REQUIRED TASK:
Type every record exactly as it appears.

INPUT:
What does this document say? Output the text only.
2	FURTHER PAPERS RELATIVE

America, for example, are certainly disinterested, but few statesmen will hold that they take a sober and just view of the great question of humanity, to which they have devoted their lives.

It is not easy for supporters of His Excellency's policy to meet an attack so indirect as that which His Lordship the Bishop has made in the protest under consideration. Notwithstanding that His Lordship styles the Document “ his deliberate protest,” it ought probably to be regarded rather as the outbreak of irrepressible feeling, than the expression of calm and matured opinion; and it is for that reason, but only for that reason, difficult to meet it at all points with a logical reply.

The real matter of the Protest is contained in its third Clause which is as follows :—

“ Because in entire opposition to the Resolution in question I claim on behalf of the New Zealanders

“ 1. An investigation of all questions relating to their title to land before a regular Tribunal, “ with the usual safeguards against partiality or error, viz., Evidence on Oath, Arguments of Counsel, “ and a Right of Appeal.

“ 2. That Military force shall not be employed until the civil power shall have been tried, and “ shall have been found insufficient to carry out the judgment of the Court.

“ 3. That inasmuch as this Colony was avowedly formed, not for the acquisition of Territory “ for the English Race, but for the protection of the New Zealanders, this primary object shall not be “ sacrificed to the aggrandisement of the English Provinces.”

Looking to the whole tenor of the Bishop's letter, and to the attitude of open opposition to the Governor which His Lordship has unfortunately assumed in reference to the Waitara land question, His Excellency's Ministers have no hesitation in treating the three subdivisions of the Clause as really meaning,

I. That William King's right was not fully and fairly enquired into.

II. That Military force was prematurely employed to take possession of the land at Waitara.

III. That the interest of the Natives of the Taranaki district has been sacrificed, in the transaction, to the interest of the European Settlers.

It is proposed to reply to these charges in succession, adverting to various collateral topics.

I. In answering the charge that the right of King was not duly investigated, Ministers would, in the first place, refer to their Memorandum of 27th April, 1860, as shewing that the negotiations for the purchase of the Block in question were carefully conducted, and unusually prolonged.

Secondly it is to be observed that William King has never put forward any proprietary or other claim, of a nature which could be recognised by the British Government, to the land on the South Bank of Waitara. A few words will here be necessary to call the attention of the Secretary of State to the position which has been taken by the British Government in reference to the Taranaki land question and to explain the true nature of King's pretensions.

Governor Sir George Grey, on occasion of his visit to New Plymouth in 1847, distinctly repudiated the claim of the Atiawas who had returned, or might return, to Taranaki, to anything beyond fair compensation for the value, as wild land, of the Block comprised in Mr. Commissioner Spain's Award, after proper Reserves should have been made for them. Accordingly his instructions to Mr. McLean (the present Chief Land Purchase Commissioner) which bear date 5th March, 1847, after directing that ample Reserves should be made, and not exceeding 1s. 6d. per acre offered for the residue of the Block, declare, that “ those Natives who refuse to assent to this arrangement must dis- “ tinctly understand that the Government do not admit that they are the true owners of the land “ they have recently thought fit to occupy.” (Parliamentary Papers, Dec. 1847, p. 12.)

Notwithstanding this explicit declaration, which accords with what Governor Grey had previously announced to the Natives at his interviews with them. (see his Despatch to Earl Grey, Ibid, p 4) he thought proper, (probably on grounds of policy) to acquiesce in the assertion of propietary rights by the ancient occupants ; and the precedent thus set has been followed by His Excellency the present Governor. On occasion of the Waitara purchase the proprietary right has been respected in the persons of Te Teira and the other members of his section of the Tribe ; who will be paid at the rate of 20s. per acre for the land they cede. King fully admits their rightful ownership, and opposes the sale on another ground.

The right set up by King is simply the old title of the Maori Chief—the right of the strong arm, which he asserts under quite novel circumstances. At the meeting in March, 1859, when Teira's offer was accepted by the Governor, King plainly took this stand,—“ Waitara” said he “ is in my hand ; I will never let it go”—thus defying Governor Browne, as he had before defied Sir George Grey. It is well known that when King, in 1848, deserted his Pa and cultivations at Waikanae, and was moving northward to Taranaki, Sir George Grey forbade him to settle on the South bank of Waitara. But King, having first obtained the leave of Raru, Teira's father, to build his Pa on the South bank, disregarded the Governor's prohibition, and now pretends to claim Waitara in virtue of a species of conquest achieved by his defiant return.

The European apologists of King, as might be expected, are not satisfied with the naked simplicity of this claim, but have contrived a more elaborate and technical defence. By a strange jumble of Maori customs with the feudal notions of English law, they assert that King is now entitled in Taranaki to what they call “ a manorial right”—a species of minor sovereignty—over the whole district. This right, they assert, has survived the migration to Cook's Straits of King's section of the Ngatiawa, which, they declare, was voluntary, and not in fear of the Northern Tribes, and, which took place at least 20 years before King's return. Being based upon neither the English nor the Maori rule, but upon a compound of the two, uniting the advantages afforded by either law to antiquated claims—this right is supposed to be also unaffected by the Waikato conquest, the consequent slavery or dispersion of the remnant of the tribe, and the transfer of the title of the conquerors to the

RESULT OF THIS TASK:
What does this document say? Output the text only.
2	FURTHER PAPERS RELATIVE

America, for example, are certainly disinterested, but few statesmen will hold that they take a sober and just view of the great question of humanity, to which they have devoted their lives.

It is not easy for supporters of His Excellency's policy to meet an attack so indirect as that which His Lordship the Bishop has made in the protest under consideration. Notwithstanding that His Lordship styles the Document “ his deliberate protest,” it ought probably to be regarded rather as the outbreak of irrepressible feeling, than the expression of calm and matured opinion; and it is for that reason, but only for that reason, difficult to meet it at all points with a logical reply.

The real matter of the Protest is contained in its third Clause which is as follows :—

“ Because in entire opposition to the Resolution in question I claim on behalf of the New Zealanders

“ 1. An investigation of all questions relating to their title to land before a regular Tribunal, “ with the usual safeguards against partiality or error, viz., Evidence on Oath, Arguments of Counsel, “ and a Right of Appeal.

“ 2. That Military force shall not be employed until the civil power shall have been tried, and “ shall have been found insufficient to carry out the judgment of the Court.

“ 3. That inasmuch as this Colony was avowedly formed, not for the acquisition of Territory “ for the English Race, but for the protection of the New Zealanders, this primary object shall not be “ sacrificed to the aggrandisement of the English Provinces.”

Looking to the whole tenor of the Bishop's letter, and to the attitude of open opposition to the Governor which His Lordship has unfortunately assumed in reference to the Waitara land question, His Excellency's Ministers have no hesitation in treating the three subdivisions of the Clause as really meaning,

I. That William King's right was not fully and fairly enquired into.

II. That Military force was prematurely employed to take possession of the land at Waitara.

III. That the interest of the Natives of the Taranaki district has been sacrificed, in the transaction, to the interest of the European Settlers.

It is proposed to reply to these charges in succession, adverting to various collateral topics.

I. In answering the charge that the right of King was not duly investigated, Ministers would, in the first place, refer to their Memorandum of 27th April, 1860, as shewing that the negotiations for the purchase of the Block in question were carefully conducted, and unusually prolonged.

Secondly it is to be observed that William King has never put forward any proprietary or other claim, of a nature which could be recognised by the British Government, to the land on the South Bank of Waitara. A few words will here be necessary to call the attention of the Secretary of State to the position which has been taken by the British Government in reference to the Taranaki land question and to explain the true nature of King's pretensions.

Governor Sir George Grey, on occasion of his visit to New Plymouth in 1847, distinctly repudiated the claim of the Atiawas who had returned, or might return, to Taranaki, to anything beyond fair compensation for the value, as wild land, of the Block comprised in Mr. Commissioner Spain's Award, after proper Reserves should have been made for them. Accordingly his instructions to Mr. McLean (the present Chief Land Purchase Commissioner) which bear date 5th March, 1847, after directing that ample Reserves should be made, and not exceeding 1s. 6d. per acre offered for the residue of the Block, declare, that “ those Natives who refuse to assent to this arrangement must dis- “ tinctly understand that the Government do not admit that they are the true owners of the land “ they have recently thought fit to occupy.” (Parliamentary Papers, Dec. 1847, p. 12.)

Notwithstanding this explicit declaration, which accords with what Governor Grey had previously announced to the Natives at his interviews with them. (see his Despatch to Earl Grey, Ibid, p 4) he thought proper, (probably on grounds of policy) to acquiesce in the assertion of propietary rights by the ancient occupants ; and the precedent thus set has been followed by His Excellency the present Governor. On occasion of the Waitara purchase the proprietary right has been respected in the persons of Te Teira and the other members of his section of the Tribe ; who will be paid at the rate of 20s. per acre for the land they cede. King fully admits their rightful ownership, and opposes the sale on another ground.

The right set up by King is simply the old title of the Maori Chief—the right of the strong arm, which he asserts under quite novel circumstances. At the meeting in March, 1859, when Teira's offer was accepted by the Governor, King plainly took this stand,—“ Waitara” said he “ is in my hand ; I will never let it go”—thus defying Governor Browne, as he had before defied Sir George Grey. It is well known that when King, in 1848, deserted his Pa and cultivations at Waikanae, and was moving northward to Taranaki, Sir George Grey forbade him to settle on the South bank of Waitara. But King, having first obtained the leave of Raru, Teira's father, to build his Pa on the South bank, disregarded the Governor's prohibition, and now pretends to claim Waitara in virtue of a species of conquest achieved by his defiant return.

The European apologists of King, as might be expected, are not satisfied with the naked simplicity of this claim, but have contrived a more elaborate and technical defence. By a strange jumble of Maori customs with the feudal notions of English law, they assert that King is now entitled in Taranaki to what they call “ a manorial right”—a species of minor sovereignty—over the whole district. This right, they assert, has survived the migration to Cook's Straits of King's section of the Ngatiawa, which, they declare, was voluntary, and not in fear of the Northern Tribes, and, which took place at least 20 years before King's return. Being based upon neither the English nor the Maori rule, but upon a compound of the two, uniting the advantages afforded by either law to antiquated claims—this right is supposed to be also unaffected by the Waikato conquest, the consequent slavery or dispersion of the remnant of the tribe, and the transfer of the title of the conquerors to the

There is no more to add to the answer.